§ SUPPLIED ENTRIES

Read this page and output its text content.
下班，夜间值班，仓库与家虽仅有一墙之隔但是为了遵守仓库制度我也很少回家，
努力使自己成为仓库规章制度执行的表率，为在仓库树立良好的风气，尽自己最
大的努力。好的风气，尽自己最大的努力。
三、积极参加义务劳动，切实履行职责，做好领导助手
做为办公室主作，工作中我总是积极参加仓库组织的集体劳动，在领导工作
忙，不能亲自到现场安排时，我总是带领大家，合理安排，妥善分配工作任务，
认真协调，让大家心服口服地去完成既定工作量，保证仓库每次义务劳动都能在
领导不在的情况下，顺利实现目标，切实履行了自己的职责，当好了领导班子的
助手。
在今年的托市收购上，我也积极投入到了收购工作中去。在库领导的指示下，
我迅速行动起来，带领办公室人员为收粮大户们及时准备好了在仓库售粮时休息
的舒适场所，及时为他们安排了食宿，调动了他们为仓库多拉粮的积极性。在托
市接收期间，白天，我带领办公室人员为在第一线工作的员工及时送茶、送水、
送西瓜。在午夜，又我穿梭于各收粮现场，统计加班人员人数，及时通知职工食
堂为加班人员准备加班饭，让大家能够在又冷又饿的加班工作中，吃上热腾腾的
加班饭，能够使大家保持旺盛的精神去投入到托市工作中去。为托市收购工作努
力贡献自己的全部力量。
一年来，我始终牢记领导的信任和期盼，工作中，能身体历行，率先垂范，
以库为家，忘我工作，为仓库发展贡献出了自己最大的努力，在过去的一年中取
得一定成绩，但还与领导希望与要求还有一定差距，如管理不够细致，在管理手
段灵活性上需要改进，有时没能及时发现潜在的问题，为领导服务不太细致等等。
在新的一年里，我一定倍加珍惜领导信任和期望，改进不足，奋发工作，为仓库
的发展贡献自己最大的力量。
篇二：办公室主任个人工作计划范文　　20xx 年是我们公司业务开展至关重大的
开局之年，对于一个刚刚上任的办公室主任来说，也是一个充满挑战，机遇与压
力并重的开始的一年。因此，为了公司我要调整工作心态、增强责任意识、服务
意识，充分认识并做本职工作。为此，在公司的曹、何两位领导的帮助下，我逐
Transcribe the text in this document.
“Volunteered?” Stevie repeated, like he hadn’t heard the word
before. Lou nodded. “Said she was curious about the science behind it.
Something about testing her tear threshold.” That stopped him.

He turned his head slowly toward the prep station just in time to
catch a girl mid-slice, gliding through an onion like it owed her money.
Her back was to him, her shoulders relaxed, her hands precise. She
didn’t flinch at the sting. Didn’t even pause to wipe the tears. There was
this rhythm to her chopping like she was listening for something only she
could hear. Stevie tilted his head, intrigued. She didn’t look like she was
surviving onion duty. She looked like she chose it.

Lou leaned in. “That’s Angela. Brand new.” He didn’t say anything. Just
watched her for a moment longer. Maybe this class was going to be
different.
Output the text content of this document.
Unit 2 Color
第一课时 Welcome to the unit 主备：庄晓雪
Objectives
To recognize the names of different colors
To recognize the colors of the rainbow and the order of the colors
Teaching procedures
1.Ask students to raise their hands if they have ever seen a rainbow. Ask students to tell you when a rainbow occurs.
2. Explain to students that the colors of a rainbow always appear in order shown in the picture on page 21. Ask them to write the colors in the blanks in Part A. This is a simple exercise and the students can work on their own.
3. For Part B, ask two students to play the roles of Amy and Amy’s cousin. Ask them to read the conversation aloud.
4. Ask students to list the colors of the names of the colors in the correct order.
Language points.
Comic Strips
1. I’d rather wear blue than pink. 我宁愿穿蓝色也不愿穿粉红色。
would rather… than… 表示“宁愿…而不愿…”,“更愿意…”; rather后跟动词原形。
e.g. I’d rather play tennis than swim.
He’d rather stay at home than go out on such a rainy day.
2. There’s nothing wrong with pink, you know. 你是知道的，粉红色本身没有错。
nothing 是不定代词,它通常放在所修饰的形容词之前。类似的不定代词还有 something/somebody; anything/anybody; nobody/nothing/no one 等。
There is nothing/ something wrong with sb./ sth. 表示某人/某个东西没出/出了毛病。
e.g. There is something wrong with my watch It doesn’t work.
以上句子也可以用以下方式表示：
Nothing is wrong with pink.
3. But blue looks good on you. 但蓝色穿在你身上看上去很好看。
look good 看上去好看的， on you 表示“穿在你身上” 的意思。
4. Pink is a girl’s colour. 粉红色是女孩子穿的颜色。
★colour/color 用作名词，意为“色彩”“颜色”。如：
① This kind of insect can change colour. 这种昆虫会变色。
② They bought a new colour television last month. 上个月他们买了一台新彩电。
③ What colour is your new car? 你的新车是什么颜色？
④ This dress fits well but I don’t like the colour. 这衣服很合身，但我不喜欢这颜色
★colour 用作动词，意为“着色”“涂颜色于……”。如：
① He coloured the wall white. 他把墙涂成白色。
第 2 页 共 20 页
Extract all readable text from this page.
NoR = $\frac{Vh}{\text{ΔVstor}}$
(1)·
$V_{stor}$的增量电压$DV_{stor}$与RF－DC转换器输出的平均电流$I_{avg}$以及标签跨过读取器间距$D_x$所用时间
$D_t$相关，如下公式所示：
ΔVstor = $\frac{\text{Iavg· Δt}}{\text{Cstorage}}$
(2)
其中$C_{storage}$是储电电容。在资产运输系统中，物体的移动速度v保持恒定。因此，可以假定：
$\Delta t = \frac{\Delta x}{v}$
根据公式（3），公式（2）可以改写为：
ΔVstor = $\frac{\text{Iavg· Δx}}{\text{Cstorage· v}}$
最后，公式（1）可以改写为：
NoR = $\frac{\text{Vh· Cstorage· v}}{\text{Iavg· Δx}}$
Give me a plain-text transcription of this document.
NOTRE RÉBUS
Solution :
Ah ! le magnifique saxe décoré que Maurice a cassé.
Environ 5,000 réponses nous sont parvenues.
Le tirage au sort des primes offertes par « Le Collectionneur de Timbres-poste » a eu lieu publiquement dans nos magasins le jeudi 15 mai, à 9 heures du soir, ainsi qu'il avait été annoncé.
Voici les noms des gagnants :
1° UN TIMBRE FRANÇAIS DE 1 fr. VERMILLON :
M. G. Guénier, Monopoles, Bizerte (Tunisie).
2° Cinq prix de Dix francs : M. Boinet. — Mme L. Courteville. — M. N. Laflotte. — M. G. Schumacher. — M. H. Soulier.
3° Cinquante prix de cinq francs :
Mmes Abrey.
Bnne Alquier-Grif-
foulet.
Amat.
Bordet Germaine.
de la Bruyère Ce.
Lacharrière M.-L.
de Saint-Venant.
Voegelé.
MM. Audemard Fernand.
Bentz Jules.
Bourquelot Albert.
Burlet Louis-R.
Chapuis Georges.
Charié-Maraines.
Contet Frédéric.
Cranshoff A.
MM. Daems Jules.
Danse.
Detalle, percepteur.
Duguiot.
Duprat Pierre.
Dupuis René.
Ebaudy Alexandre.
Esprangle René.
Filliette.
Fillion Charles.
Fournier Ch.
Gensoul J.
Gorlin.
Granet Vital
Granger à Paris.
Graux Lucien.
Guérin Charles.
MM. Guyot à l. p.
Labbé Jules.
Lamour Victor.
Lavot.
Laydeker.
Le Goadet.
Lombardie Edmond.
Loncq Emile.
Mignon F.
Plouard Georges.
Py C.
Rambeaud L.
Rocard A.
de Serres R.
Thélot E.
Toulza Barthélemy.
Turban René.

§ PROBLEM REQUIREMENTS
Quote every entry exactly.

§ ANSWER TO THIS PROBLEM
Read this page and output its text content.
下班，夜间值班，仓库与家虽仅有一墙之隔但是为了遵守仓库制度我也很少回家，
努力使自己成为仓库规章制度执行的表率，为在仓库树立良好的风气，尽自己最
大的努力。好的风气，尽自己最大的努力。
三、积极参加义务劳动，切实履行职责，做好领导助手
做为办公室主作，工作中我总是积极参加仓库组织的集体劳动，在领导工作
忙，不能亲自到现场安排时，我总是带领大家，合理安排，妥善分配工作任务，
认真协调，让大家心服口服地去完成既定工作量，保证仓库每次义务劳动都能在
领导不在的情况下，顺利实现目标，切实履行了自己的职责，当好了领导班子的
助手。
在今年的托市收购上，我也积极投入到了收购工作中去。在库领导的指示下，
我迅速行动起来，带领办公室人员为收粮大户们及时准备好了在仓库售粮时休息
的舒适场所，及时为他们安排了食宿，调动了他们为仓库多拉粮的积极性。在托
市接收期间，白天，我带领办公室人员为在第一线工作的员工及时送茶、送水、
送西瓜。在午夜，又我穿梭于各收粮现场，统计加班人员人数，及时通知职工食
堂为加班人员准备加班饭，让大家能够在又冷又饿的加班工作中，吃上热腾腾的
加班饭，能够使大家保持旺盛的精神去投入到托市工作中去。为托市收购工作努
力贡献自己的全部力量。
一年来，我始终牢记领导的信任和期盼，工作中，能身体历行，率先垂范，
以库为家，忘我工作，为仓库发展贡献出了自己最大的努力，在过去的一年中取
得一定成绩，但还与领导希望与要求还有一定差距，如管理不够细致，在管理手
段灵活性上需要改进，有时没能及时发现潜在的问题，为领导服务不太细致等等。
在新的一年里，我一定倍加珍惜领导信任和期望，改进不足，奋发工作，为仓库
的发展贡献自己最大的力量。
篇二：办公室主任个人工作计划范文　　20xx 年是我们公司业务开展至关重大的
开局之年，对于一个刚刚上任的办公室主任来说，也是一个充满挑战，机遇与压
力并重的开始的一年。因此，为了公司我要调整工作心态、增强责任意识、服务
意识，充分认识并做本职工作。为此，在公司的曹、何两位领导的帮助下，我逐
Transcribe the text in this document.
“Volunteered?” Stevie repeated, like he hadn’t heard the word
before. Lou nodded. “Said she was curious about the science behind it.
Something about testing her tear threshold.” That stopped him.

He turned his head slowly toward the prep station just in time to
catch a girl mid-slice, gliding through an onion like it owed her money.
Her back was to him, her shoulders relaxed, her hands precise. She
didn’t flinch at the sting. Didn’t even pause to wipe the tears. There was
this rhythm to her chopping like she was listening for something only she
could hear. Stevie tilted his head, intrigued. She didn’t look like she was
surviving onion duty. She looked like she chose it.

Lou leaned in. “That’s Angela. Brand new.” He didn’t say anything. Just
watched her for a moment longer. Maybe this class was going to be
different.
Output the text content of this document.
Unit 2 Color
第一课时 Welcome to the unit 主备：庄晓雪
Objectives
To recognize the names of different colors
To recognize the colors of the rainbow and the order of the colors
Teaching procedures
1.Ask students to raise their hands if they have ever seen a rainbow. Ask students to tell you when a rainbow occurs.
2. Explain to students that the colors of a rainbow always appear in order shown in the picture on page 21. Ask them to write the colors in the blanks in Part A. This is a simple exercise and the students can work on their own.
3. For Part B, ask two students to play the roles of Amy and Amy’s cousin. Ask them to read the conversation aloud.
4. Ask students to list the colors of the names of the colors in the correct order.
Language points.
Comic Strips
1. I’d rather wear blue than pink. 我宁愿穿蓝色也不愿穿粉红色。
would rather… than… 表示“宁愿…而不愿…”,“更愿意…”; rather后跟动词原形。
e.g. I’d rather play tennis than swim.
He’d rather stay at home than go out on such a rainy day.
2. There’s nothing wrong with pink, you know. 你是知道的，粉红色本身没有错。
nothing 是不定代词,它通常放在所修饰的形容词之前。类似的不定代词还有 something/somebody; anything/anybody; nobody/nothing/no one 等。
There is nothing/ something wrong with sb./ sth. 表示某人/某个东西没出/出了毛病。
e.g. There is something wrong with my watch It doesn’t work.
以上句子也可以用以下方式表示：
Nothing is wrong with pink.
3. But blue looks good on you. 但蓝色穿在你身上看上去很好看。
look good 看上去好看的， on you 表示“穿在你身上” 的意思。
4. Pink is a girl’s colour. 粉红色是女孩子穿的颜色。
★colour/color 用作名词，意为“色彩”“颜色”。如：
① This kind of insect can change colour. 这种昆虫会变色。
② They bought a new colour television last month. 上个月他们买了一台新彩电。
③ What colour is your new car? 你的新车是什么颜色？
④ This dress fits well but I don’t like the colour. 这衣服很合身，但我不喜欢这颜色
★colour 用作动词，意为“着色”“涂颜色于……”。如：
① He coloured the wall white. 他把墙涂成白色。
第 2 页 共 20 页
Extract all readable text from this page.
NoR = $\frac{Vh}{\text{ΔVstor}}$
(1)·
$V_{stor}$的增量电压$DV_{stor}$与RF－DC转换器输出的平均电流$I_{avg}$以及标签跨过读取器间距$D_x$所用时间
$D_t$相关，如下公式所示：
ΔVstor = $\frac{\text{Iavg· Δt}}{\text{Cstorage}}$
(2)
其中$C_{storage}$是储电电容。在资产运输系统中，物体的移动速度v保持恒定。因此，可以假定：
$\Delta t = \frac{\Delta x}{v}$
根据公式（3），公式（2）可以改写为：
ΔVstor = $\frac{\text{Iavg· Δx}}{\text{Cstorage· v}}$
最后，公式（1）可以改写为：
NoR = $\frac{\text{Vh· Cstorage· v}}{\text{Iavg· Δx}}$
Give me a plain-text transcription of this document.
NOTRE RÉBUS
Solution :
Ah ! le magnifique saxe décoré que Maurice a cassé.
Environ 5,000 réponses nous sont parvenues.
Le tirage au sort des primes offertes par « Le Collectionneur de Timbres-poste » a eu lieu publiquement dans nos magasins le jeudi 15 mai, à 9 heures du soir, ainsi qu'il avait été annoncé.
Voici les noms des gagnants :
1° UN TIMBRE FRANÇAIS DE 1 fr. VERMILLON :
M. G. Guénier, Monopoles, Bizerte (Tunisie).
2° Cinq prix de Dix francs : M. Boinet. — Mme L. Courteville. — M. N. Laflotte. — M. G. Schumacher. — M. H. Soulier.
3° Cinquante prix de cinq francs :
Mmes Abrey.
Bnne Alquier-Grif-
foulet.
Amat.
Bordet Germaine.
de la Bruyère Ce.
Lacharrière M.-L.
de Saint-Venant.
Voegelé.
MM. Audemard Fernand.
Bentz Jules.
Bourquelot Albert.
Burlet Louis-R.
Chapuis Georges.
Charié-Maraines.
Contet Frédéric.
Cranshoff A.
MM. Daems Jules.
Danse.
Detalle, percepteur.
Duguiot.
Duprat Pierre.
Dupuis René.
Ebaudy Alexandre.
Esprangle René.
Filliette.
Fillion Charles.
Fournier Ch.
Gensoul J.
Gorlin.
Granet Vital
Granger à Paris.
Graux Lucien.
Guérin Charles.
MM. Guyot à l. p.
Labbé Jules.
Lamour Victor.
Lavot.
Laydeker.
Le Goadet.
Lombardie Edmond.
Loncq Emile.
Mignon F.
Plouard Georges.
Py C.
Rambeaud L.
Rocard A.
de Serres R.
Thélot E.
Toulza Barthélemy.
Turban René.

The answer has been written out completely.